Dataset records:

:::::

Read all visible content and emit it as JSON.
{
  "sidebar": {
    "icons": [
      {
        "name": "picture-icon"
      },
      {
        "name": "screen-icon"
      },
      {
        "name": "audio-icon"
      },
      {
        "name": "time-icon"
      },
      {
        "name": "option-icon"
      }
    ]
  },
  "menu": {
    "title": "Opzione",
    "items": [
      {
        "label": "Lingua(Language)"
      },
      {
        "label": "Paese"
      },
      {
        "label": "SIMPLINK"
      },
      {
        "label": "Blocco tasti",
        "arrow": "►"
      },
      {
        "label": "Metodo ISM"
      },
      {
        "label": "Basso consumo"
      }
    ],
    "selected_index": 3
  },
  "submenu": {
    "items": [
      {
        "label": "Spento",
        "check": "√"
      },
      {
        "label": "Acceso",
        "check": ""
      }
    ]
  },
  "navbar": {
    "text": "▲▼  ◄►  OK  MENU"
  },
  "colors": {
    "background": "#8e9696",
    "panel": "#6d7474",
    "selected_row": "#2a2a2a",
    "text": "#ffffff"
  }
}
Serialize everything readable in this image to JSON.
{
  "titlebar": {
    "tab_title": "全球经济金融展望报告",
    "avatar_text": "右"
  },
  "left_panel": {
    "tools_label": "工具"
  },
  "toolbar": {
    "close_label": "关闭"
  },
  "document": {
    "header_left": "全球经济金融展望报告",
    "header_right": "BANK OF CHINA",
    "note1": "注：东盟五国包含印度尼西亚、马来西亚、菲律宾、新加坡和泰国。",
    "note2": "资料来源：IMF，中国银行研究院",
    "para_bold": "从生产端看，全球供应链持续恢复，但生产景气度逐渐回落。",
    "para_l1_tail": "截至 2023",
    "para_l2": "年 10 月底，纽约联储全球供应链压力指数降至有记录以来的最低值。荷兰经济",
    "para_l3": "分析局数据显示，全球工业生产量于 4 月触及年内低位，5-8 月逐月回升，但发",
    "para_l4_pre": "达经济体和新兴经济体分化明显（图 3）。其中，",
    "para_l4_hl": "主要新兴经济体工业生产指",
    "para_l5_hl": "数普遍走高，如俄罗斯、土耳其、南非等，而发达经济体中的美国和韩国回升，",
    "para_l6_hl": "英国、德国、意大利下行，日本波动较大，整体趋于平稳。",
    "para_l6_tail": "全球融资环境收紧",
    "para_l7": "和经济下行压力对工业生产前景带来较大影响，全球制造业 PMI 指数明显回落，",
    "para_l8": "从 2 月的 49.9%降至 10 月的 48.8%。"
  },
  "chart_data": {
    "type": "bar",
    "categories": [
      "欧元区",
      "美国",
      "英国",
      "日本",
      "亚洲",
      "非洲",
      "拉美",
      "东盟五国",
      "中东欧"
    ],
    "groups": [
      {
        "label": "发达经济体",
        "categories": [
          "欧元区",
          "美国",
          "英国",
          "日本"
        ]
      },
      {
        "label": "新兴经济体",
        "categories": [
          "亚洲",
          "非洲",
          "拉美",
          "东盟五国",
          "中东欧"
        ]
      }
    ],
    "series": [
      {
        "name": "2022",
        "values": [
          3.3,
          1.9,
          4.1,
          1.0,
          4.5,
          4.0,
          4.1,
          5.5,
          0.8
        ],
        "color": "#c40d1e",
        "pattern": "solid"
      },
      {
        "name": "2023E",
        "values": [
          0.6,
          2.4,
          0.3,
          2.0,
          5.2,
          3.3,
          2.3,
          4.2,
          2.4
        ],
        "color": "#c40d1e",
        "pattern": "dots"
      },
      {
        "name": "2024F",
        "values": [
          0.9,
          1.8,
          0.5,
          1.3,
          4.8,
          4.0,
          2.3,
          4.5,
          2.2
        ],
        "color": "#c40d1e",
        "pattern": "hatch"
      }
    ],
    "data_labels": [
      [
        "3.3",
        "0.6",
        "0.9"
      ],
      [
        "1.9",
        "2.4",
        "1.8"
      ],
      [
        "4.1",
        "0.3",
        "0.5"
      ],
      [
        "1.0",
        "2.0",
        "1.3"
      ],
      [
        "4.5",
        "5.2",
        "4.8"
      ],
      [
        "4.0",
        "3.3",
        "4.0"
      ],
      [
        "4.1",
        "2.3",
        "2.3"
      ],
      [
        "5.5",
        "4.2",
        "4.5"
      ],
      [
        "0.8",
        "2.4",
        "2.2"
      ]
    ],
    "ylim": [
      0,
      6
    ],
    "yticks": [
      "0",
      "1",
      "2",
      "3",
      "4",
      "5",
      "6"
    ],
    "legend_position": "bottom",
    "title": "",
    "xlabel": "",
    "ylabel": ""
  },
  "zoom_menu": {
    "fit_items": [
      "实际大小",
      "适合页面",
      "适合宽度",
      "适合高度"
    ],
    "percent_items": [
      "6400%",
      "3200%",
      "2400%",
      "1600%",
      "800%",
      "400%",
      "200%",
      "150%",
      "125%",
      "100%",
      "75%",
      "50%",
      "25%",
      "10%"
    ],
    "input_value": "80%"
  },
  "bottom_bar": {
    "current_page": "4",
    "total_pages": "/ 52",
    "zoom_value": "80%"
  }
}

:::::

Stated problem
Without omitting anything, output the entries exactly.

Exercise response
Read all visible content and emit it as JSON.
{
  "sidebar": {
    "icons": [
      {
        "name": "picture-icon"
      },
      {
        "name": "screen-icon"
      },
      {
        "name": "audio-icon"
      },
      {
        "name": "time-icon"
      },
      {
        "name": "option-icon"
      }
    ]
  },
  "menu": {
    "title": "Opzione",
    "items": [
      {
        "label": "Lingua(Language)"
      },
      {
        "label": "Paese"
      },
      {
        "label": "SIMPLINK"
      },
      {
        "label": "Blocco tasti",
        "arrow": "►"
      },
      {
        "label": "Metodo ISM"
      },
      {
        "label": "Basso consumo"
      }
    ],
    "selected_index": 3
  },
  "submenu": {
    "items": [
      {
        "label": "Spento",
        "check": "√"
      },
      {
        "label": "Acceso",
        "check": ""
      }
    ]
  },
  "navbar": {
    "text": "▲▼  ◄►  OK  MENU"
  },
  "colors": {
    "background": "#8e9696",
    "panel": "#6d7474",
    "selected_row": "#2a2a2a",
    "text": "#ffffff"
  }
}
Serialize everything readable in this image to JSON.
{
  "titlebar": {
    "tab_title": "全球经济金融展望报告",
    "avatar_text": "右"
  },
  "left_panel": {
    "tools_label": "工具"
  },
  "toolbar": {
    "close_label": "关闭"
  },
  "document": {
    "header_left": "全球经济金融展望报告",
    "header_right": "BANK OF CHINA",
    "note1": "注：东盟五国包含印度尼西亚、马来西亚、菲律宾、新加坡和泰国。",
    "note2": "资料来源：IMF，中国银行研究院",
    "para_bold": "从生产端看，全球供应链持续恢复，但生产景气度逐渐回落。",
    "para_l1_tail": "截至 2023",
    "para_l2": "年 10 月底，纽约联储全球供应链压力指数降至有记录以来的最低值。荷兰经济",
    "para_l3": "分析局数据显示，全球工业生产量于 4 月触及年内低位，5-8 月逐月回升，但发",
    "para_l4_pre": "达经济体和新兴经济体分化明显（图 3）。其中，",
    "para_l4_hl": "主要新兴经济体工业生产指",
    "para_l5_hl": "数普遍走高，如俄罗斯、土耳其、南非等，而发达经济体中的美国和韩国回升，",
    "para_l6_hl": "英国、德国、意大利下行，日本波动较大，整体趋于平稳。",
    "para_l6_tail": "全球融资环境收紧",
    "para_l7": "和经济下行压力对工业生产前景带来较大影响，全球制造业 PMI 指数明显回落，",
    "para_l8": "从 2 月的 49.9%降至 10 月的 48.8%。"
  },
  "chart_data": {
    "type": "bar",
    "categories": [
      "欧元区",
      "美国",
      "英国",
      "日本",
      "亚洲",
      "非洲",
      "拉美",
      "东盟五国",
      "中东欧"
    ],
    "groups": [
      {
        "label": "发达经济体",
        "categories": [
          "欧元区",
          "美国",
          "英国",
          "日本"
        ]
      },
      {
        "label": "新兴经济体",
        "categories": [
          "亚洲",
          "非洲",
          "拉美",
          "东盟五国",
          "中东欧"
        ]
      }
    ],
    "series": [
      {
        "name": "2022",
        "values": [
          3.3,
          1.9,
          4.1,
          1.0,
          4.5,
          4.0,
          4.1,
          5.5,
          0.8
        ],
        "color": "#c40d1e",
        "pattern": "solid"
      },
      {
        "name": "2023E",
        "values": [
          0.6,
          2.4,
          0.3,
          2.0,
          5.2,
          3.3,
          2.3,
          4.2,
          2.4
        ],
        "color": "#c40d1e",
        "pattern": "dots"
      },
      {
        "name": "2024F",
        "values": [
          0.9,
          1.8,
          0.5,
          1.3,
          4.8,
          4.0,
          2.3,
          4.5,
          2.2
        ],
        "color": "#c40d1e",
        "pattern": "hatch"
      }
    ],
    "data_labels": [
      [
        "3.3",
        "0.6",
        "0.9"
      ],
      [
        "1.9",
        "2.4",
        "1.8"
      ],
      [
        "4.1",
        "0.3",
        "0.5"
      ],
      [
        "1.0",
        "2.0",
        "1.3"
      ],
      [
        "4.5",
        "5.2",
        "4.8"
      ],
      [
        "4.0",
        "3.3",
        "4.0"
      ],
      [
        "4.1",
        "2.3",
        "2.3"
      ],
      [
        "5.5",
        "4.2",
        "4.5"
      ],
      [
        "0.8",
        "2.4",
        "2.2"
      ]
    ],
    "ylim": [
      0,
      6
    ],
    "yticks": [
      "0",
      "1",
      "2",
      "3",
      "4",
      "5",
      "6"
    ],
    "legend_position": "bottom",
    "title": "",
    "xlabel": "",
    "ylabel": ""
  },
  "zoom_menu": {
    "fit_items": [
      "实际大小",
      "适合页面",
      "适合宽度",
      "适合高度"
    ],
    "percent_items": [
      "6400%",
      "3200%",
      "2400%",
      "1600%",
      "800%",
      "400%",
      "200%",
      "150%",
      "125%",
      "100%",
      "75%",
      "50%",
      "25%",
      "10%"
    ],
    "input_value": "80%"
  },
  "bottom_bar": {
    "current_page": "4",
    "total_pages": "/ 52",
    "zoom_value": "80%"
  }
}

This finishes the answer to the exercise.